What is asked » Extract all lines from the data beneath that include the word "swoich".

Recorded data »
-- START --

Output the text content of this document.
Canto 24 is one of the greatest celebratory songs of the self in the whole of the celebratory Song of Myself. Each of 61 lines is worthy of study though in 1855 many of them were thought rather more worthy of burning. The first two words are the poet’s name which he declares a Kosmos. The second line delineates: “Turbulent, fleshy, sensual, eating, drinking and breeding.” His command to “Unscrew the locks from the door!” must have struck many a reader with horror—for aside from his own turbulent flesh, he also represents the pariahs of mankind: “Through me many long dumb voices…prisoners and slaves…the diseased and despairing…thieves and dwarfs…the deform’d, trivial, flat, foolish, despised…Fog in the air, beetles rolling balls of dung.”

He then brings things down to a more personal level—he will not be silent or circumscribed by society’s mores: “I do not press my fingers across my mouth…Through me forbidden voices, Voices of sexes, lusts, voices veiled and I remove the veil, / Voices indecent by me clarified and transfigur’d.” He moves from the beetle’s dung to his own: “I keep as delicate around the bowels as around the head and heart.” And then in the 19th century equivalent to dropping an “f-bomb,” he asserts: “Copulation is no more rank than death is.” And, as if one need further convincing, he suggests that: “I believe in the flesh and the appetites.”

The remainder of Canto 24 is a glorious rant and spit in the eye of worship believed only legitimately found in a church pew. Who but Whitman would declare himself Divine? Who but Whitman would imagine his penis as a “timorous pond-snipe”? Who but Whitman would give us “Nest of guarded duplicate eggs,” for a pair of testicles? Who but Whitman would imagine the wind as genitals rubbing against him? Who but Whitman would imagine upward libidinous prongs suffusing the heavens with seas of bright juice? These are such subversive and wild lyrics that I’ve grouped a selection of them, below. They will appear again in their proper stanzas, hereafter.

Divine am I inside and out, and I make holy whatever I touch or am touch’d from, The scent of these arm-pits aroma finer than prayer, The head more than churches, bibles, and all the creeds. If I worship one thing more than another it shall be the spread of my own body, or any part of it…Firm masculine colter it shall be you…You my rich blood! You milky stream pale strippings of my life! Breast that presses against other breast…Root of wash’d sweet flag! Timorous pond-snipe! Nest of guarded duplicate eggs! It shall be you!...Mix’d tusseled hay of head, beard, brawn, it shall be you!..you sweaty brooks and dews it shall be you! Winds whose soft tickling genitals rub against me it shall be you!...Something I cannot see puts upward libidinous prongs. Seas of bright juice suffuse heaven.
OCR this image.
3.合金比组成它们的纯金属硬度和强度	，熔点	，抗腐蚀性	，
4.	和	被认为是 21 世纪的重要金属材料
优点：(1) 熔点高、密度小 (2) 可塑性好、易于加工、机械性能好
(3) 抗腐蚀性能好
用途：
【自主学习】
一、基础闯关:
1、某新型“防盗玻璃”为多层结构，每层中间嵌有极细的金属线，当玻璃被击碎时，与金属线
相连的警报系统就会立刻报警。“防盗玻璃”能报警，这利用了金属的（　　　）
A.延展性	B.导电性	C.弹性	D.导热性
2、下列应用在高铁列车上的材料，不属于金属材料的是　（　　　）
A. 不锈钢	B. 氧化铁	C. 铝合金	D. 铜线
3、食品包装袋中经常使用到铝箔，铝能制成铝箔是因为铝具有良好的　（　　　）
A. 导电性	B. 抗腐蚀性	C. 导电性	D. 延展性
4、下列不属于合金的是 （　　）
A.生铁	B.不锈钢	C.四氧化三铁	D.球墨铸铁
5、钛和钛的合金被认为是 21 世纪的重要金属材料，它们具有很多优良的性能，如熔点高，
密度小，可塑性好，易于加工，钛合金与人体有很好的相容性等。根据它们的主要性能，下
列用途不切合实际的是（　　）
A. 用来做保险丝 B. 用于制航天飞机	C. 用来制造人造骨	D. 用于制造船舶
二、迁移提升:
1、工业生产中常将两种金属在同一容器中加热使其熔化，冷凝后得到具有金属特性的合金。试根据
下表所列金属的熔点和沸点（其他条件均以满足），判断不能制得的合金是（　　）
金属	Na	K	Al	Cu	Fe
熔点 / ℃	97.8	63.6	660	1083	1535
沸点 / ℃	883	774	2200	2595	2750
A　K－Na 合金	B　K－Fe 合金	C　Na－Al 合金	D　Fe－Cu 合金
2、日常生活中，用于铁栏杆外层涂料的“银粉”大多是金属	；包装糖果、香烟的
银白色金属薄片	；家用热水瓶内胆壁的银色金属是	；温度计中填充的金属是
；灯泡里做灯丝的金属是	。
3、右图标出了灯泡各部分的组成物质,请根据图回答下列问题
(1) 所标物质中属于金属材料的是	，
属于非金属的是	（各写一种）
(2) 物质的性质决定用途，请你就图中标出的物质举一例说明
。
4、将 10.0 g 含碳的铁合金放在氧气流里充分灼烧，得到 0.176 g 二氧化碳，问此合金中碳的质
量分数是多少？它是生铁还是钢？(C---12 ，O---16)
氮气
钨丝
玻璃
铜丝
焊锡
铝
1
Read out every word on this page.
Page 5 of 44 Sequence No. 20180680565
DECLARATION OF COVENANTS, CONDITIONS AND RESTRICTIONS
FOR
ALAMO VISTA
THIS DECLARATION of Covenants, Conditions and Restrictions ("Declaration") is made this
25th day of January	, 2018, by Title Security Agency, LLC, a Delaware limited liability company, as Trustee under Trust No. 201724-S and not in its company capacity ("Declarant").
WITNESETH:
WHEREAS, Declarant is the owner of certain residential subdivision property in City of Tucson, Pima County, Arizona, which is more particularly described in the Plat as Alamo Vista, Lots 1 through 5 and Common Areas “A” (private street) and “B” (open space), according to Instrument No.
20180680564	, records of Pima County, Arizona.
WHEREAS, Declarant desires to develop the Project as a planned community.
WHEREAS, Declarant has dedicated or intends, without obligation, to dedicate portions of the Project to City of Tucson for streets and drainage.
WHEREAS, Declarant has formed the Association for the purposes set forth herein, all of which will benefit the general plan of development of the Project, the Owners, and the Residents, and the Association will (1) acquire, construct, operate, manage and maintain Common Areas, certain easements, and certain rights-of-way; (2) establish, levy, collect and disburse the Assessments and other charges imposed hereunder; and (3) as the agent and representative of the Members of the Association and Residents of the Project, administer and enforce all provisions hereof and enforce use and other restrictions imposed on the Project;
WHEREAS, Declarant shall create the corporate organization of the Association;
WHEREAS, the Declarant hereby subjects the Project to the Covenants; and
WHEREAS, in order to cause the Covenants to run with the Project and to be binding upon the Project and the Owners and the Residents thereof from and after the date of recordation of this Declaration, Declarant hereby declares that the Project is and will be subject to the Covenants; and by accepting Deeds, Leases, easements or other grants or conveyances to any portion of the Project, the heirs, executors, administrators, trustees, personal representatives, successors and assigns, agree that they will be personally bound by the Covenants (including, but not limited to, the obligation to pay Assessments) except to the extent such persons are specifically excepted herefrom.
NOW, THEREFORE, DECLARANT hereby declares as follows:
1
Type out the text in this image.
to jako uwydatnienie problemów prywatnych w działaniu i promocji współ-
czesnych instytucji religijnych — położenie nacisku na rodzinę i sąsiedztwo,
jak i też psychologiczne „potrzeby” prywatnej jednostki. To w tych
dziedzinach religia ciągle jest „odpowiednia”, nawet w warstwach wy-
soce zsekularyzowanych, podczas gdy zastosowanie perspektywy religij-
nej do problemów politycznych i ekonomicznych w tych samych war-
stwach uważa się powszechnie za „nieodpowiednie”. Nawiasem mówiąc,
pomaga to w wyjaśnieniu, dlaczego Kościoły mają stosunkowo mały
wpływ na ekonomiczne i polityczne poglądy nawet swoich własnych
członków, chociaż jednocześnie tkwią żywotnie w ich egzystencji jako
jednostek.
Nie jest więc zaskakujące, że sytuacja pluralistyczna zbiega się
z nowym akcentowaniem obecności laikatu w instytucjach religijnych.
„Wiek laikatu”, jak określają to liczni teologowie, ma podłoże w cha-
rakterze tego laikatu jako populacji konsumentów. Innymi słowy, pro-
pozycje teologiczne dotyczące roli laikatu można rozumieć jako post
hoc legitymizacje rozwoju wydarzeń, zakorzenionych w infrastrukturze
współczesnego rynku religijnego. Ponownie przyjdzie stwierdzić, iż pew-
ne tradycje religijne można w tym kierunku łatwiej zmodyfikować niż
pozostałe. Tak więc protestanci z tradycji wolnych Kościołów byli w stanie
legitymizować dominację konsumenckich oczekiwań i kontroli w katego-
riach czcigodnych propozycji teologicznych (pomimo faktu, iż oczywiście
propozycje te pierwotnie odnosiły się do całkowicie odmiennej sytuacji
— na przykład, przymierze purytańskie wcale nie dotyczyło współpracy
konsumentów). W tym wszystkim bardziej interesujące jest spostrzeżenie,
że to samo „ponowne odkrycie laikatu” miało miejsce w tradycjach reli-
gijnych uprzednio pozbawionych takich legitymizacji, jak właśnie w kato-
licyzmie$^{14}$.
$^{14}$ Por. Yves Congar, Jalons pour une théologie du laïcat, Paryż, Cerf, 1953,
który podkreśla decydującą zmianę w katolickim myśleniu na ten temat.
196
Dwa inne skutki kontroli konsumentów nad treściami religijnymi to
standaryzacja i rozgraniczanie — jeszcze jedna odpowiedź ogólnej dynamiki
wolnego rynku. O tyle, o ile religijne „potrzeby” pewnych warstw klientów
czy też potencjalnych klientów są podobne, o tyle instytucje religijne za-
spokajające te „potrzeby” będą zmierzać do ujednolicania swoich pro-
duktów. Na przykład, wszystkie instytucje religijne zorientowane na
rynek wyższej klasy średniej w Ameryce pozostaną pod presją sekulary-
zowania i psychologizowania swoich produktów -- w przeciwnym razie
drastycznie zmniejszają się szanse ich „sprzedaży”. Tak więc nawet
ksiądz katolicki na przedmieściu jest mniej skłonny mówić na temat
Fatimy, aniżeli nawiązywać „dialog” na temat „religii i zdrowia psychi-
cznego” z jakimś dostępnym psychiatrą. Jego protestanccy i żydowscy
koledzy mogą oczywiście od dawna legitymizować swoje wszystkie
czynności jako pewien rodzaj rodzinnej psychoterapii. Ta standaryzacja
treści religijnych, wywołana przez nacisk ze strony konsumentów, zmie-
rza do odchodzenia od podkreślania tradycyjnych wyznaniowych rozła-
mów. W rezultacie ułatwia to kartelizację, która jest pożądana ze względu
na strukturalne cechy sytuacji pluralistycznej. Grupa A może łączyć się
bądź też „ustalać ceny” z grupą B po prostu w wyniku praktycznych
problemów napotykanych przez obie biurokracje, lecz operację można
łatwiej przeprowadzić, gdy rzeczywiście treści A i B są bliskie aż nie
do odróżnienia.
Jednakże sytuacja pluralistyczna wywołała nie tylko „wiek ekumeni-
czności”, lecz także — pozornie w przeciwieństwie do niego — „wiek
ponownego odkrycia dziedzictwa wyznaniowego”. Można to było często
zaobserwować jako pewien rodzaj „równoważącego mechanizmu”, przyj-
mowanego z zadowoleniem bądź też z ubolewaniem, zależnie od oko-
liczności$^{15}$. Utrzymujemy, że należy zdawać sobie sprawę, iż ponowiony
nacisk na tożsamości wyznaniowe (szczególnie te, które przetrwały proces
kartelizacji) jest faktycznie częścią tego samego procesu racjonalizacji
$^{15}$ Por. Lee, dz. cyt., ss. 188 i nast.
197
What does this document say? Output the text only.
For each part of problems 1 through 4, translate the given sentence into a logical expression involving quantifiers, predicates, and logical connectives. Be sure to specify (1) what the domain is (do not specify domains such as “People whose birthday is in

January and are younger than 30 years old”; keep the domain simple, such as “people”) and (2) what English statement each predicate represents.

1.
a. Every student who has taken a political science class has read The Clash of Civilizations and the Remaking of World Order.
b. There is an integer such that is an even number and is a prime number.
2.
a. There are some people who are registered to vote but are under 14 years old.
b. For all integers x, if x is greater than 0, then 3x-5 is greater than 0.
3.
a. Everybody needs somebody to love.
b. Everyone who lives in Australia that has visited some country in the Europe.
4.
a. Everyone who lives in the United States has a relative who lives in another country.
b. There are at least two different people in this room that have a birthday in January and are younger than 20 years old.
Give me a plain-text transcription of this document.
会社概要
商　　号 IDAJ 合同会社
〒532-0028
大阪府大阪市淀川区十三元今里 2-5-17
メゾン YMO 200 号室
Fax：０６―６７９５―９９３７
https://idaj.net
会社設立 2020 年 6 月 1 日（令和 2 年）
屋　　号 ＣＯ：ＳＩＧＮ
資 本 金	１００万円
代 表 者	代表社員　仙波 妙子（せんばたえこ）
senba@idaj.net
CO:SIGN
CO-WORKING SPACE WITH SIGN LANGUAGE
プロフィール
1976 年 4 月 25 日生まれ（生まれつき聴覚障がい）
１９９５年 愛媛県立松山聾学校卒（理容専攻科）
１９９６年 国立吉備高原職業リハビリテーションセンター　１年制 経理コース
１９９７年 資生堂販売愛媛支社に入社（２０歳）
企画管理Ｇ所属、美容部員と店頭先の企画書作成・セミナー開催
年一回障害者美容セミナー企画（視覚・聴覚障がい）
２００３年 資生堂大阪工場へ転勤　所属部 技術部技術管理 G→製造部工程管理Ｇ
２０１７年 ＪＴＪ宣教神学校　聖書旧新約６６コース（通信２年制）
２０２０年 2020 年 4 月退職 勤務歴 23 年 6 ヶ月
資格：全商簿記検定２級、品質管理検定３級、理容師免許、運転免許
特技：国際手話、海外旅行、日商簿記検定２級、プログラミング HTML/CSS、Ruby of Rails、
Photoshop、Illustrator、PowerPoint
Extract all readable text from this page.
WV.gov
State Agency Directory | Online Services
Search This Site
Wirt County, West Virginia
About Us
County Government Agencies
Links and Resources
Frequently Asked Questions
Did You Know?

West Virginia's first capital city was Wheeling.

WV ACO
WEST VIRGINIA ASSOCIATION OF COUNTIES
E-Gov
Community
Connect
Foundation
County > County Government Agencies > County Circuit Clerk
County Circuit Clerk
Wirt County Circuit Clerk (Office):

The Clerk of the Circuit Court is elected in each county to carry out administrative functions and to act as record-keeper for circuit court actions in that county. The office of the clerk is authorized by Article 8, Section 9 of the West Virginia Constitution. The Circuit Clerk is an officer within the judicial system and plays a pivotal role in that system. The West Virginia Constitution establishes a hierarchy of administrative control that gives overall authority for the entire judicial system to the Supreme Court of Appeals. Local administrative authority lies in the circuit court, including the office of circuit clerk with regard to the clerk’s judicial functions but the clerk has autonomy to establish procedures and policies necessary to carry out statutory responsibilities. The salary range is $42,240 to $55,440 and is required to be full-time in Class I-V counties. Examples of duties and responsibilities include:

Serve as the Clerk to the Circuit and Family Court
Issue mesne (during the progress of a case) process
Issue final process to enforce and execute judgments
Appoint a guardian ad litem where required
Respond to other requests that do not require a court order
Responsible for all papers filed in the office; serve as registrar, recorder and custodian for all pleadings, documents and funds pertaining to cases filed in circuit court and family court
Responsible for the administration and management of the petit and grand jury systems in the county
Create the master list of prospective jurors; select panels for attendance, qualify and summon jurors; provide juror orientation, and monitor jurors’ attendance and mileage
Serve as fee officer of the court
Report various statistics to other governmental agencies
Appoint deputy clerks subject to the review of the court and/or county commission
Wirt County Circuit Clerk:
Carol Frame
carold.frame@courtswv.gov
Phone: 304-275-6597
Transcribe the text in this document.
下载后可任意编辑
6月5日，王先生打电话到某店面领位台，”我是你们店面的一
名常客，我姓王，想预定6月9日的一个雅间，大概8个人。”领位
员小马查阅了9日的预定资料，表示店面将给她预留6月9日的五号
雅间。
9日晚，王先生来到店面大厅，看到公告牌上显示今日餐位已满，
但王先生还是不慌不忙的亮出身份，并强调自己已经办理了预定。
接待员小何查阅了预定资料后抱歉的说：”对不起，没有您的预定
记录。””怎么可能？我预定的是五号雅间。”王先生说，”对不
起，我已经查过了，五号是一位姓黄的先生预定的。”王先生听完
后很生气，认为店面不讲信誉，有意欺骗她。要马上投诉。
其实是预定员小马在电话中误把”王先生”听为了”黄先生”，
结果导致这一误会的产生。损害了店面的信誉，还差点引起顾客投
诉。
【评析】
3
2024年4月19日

-- END --

Written response »
wpływ na ekonomiczne i polityczne poglądy nawet swoich własnych
spokajające te „potrzeby” będą zmierzać do ujednolicania swoich pro-
zowania i psychologizowania swoich produktów -- w przeciwnym razie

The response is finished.